◆ **Aim of the exercise**: Check every line of the entries below for the word "name", and copy the ones that have it.

Collected data entries
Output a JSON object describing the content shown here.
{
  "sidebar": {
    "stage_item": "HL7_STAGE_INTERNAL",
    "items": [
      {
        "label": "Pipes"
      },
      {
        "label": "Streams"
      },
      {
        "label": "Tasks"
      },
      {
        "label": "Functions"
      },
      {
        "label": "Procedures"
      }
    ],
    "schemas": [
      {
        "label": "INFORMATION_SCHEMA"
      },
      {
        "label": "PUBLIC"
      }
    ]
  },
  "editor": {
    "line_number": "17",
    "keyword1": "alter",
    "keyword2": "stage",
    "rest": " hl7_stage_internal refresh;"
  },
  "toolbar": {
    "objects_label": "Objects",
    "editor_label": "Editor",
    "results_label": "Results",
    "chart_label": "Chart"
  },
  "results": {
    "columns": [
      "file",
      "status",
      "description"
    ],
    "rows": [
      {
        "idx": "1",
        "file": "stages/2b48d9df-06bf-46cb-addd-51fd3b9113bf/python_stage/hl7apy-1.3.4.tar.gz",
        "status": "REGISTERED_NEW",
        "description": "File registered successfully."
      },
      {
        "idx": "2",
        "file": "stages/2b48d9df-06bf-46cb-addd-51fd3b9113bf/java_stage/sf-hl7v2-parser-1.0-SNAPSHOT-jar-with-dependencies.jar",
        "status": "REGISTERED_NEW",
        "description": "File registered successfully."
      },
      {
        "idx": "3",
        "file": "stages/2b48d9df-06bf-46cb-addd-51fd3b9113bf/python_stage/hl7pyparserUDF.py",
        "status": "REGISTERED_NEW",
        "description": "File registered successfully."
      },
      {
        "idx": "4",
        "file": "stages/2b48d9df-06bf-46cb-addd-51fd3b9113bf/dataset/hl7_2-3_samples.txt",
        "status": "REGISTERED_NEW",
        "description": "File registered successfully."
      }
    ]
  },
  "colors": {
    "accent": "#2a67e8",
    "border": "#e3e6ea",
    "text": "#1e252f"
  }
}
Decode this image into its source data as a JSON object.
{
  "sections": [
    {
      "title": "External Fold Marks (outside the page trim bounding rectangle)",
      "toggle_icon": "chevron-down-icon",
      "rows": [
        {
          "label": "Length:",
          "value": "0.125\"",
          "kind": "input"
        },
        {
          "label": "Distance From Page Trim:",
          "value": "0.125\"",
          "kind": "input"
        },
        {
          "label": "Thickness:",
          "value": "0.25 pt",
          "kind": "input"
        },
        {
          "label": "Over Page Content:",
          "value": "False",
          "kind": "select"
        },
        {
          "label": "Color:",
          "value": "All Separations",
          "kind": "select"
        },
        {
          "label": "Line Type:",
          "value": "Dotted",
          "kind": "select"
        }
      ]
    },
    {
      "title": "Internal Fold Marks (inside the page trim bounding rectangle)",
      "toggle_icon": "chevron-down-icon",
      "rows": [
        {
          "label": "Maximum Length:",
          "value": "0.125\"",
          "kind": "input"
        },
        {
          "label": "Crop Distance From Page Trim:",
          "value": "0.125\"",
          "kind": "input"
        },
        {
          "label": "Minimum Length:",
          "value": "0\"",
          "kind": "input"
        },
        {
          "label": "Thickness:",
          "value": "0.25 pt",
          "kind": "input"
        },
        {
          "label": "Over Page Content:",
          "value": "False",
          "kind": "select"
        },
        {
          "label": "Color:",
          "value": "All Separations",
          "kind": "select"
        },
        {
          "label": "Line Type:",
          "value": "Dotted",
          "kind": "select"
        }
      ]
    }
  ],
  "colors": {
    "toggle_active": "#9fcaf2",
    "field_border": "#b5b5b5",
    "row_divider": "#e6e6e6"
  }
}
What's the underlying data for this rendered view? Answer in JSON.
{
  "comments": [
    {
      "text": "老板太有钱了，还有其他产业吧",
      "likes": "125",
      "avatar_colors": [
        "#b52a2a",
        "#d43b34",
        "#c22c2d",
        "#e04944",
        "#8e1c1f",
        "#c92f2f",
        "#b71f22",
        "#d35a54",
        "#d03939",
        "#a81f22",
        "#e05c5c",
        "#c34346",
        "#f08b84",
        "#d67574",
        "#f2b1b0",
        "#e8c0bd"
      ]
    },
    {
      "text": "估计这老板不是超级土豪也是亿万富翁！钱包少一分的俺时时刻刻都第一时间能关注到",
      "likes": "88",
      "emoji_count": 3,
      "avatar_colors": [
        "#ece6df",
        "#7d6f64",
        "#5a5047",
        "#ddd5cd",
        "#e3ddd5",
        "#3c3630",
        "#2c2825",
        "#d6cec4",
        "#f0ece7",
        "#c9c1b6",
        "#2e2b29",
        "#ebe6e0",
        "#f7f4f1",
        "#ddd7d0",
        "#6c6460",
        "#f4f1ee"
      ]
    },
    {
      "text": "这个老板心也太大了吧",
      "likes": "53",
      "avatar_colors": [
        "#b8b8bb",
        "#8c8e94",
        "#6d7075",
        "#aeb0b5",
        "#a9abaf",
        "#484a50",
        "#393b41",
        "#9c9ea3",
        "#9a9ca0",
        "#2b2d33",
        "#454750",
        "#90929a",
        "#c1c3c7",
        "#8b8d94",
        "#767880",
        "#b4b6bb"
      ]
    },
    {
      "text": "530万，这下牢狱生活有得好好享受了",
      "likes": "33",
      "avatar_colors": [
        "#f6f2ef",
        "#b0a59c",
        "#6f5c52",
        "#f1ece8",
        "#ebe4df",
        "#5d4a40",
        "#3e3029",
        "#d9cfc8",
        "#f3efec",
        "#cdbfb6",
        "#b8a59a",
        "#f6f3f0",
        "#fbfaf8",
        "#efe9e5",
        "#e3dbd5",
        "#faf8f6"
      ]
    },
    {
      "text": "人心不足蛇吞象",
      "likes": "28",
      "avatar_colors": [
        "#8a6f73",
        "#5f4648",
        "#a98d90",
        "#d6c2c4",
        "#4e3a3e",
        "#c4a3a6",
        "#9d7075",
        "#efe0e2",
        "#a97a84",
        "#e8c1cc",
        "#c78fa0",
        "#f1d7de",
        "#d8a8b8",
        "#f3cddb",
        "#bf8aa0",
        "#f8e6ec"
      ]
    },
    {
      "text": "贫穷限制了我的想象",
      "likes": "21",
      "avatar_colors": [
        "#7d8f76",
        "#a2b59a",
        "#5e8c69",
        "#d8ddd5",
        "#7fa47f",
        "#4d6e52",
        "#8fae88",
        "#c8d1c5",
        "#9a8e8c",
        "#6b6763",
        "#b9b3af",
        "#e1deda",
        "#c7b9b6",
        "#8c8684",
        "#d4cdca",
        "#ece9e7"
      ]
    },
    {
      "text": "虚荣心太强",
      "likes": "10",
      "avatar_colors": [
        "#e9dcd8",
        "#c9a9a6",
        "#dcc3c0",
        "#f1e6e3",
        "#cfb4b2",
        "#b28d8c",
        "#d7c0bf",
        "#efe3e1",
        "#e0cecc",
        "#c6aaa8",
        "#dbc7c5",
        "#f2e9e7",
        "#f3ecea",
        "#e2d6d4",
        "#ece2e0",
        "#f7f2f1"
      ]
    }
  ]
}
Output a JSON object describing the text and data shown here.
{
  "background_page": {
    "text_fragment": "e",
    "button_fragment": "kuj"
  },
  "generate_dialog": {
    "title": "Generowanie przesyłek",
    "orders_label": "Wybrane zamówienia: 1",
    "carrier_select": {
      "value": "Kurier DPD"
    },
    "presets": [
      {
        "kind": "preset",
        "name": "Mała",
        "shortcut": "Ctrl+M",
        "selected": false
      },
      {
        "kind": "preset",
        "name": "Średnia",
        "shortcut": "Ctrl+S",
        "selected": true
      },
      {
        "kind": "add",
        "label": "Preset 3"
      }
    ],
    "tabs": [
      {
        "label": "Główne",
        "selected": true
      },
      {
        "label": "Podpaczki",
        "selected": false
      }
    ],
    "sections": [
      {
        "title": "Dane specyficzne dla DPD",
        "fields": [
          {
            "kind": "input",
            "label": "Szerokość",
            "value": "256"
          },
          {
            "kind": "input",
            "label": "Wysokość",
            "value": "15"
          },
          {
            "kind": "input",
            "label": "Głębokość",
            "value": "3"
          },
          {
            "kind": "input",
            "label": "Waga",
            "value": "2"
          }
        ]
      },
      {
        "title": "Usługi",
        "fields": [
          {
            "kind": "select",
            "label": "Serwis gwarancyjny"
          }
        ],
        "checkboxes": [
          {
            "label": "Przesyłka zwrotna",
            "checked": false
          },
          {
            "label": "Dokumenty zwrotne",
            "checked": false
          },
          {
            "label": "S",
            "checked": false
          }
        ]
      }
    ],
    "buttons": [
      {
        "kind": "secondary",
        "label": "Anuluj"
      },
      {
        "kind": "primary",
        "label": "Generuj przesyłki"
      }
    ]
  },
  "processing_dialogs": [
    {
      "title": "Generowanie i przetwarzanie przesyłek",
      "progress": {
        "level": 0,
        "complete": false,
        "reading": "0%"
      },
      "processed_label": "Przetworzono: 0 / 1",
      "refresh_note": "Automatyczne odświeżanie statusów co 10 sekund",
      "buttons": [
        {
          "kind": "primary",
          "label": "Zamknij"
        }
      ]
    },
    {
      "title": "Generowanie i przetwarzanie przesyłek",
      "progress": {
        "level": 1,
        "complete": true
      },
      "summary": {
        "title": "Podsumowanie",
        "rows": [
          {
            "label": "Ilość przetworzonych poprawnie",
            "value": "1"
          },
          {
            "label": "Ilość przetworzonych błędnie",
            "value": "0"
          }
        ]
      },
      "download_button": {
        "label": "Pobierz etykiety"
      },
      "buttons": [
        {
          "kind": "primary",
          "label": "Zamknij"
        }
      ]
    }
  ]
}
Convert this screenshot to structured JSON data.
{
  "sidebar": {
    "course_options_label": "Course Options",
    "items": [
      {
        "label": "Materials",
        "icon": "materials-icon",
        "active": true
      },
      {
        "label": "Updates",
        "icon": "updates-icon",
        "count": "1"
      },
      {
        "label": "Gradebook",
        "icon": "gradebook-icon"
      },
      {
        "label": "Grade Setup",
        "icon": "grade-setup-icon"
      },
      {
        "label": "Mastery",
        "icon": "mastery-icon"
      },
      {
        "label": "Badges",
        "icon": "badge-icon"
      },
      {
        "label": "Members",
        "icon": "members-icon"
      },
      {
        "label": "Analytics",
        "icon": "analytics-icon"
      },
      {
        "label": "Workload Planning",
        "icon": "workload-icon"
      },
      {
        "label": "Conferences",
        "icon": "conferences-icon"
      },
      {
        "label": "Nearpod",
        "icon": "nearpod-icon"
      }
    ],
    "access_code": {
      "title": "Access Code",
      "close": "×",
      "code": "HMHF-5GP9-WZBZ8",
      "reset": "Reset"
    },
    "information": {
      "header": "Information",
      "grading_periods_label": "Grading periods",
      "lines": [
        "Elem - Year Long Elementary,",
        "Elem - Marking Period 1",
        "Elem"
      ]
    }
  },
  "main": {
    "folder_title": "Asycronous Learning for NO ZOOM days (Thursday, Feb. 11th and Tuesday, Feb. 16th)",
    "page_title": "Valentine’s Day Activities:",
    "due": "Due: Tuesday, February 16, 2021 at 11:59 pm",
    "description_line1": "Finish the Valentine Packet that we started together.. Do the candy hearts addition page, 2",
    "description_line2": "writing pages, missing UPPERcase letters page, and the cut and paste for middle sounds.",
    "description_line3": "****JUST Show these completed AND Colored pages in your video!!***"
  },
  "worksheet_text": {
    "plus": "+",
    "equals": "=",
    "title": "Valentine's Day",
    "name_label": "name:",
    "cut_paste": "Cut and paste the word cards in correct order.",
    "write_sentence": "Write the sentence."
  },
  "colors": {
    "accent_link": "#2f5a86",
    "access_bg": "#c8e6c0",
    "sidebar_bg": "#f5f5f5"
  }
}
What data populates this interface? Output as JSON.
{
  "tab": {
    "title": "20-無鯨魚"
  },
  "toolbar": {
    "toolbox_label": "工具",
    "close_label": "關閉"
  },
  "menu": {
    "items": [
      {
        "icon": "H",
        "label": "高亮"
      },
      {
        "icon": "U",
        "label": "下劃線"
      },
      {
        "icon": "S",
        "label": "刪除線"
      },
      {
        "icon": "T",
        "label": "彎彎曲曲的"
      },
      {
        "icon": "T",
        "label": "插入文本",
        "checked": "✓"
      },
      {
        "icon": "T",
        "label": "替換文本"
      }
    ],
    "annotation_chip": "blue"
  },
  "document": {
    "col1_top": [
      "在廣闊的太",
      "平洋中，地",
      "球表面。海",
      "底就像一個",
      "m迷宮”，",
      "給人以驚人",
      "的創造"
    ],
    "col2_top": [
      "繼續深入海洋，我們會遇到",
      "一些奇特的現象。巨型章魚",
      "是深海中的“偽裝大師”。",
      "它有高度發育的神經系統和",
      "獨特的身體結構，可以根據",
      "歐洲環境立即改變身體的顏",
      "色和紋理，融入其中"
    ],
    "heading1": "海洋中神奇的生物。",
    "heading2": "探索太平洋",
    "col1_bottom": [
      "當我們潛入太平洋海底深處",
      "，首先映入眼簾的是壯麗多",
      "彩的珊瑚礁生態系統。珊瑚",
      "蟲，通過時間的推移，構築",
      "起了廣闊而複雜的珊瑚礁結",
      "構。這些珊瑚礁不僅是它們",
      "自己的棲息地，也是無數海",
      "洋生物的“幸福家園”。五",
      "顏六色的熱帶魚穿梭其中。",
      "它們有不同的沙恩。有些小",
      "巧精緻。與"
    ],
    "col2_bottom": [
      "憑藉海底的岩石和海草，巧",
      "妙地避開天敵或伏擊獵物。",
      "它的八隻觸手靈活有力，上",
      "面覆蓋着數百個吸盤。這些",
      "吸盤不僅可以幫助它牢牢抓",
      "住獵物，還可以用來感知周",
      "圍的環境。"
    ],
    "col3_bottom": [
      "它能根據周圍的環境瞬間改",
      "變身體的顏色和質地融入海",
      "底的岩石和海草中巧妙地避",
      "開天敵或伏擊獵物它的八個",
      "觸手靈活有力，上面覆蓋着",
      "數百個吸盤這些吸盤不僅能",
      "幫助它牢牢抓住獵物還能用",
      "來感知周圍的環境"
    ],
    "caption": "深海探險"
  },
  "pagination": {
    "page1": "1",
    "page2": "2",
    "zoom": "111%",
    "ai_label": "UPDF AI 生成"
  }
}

◆ **Answer to the exercise**:
        "name": "Mała",
        "name": "Średnia",
    "name_label": "name:",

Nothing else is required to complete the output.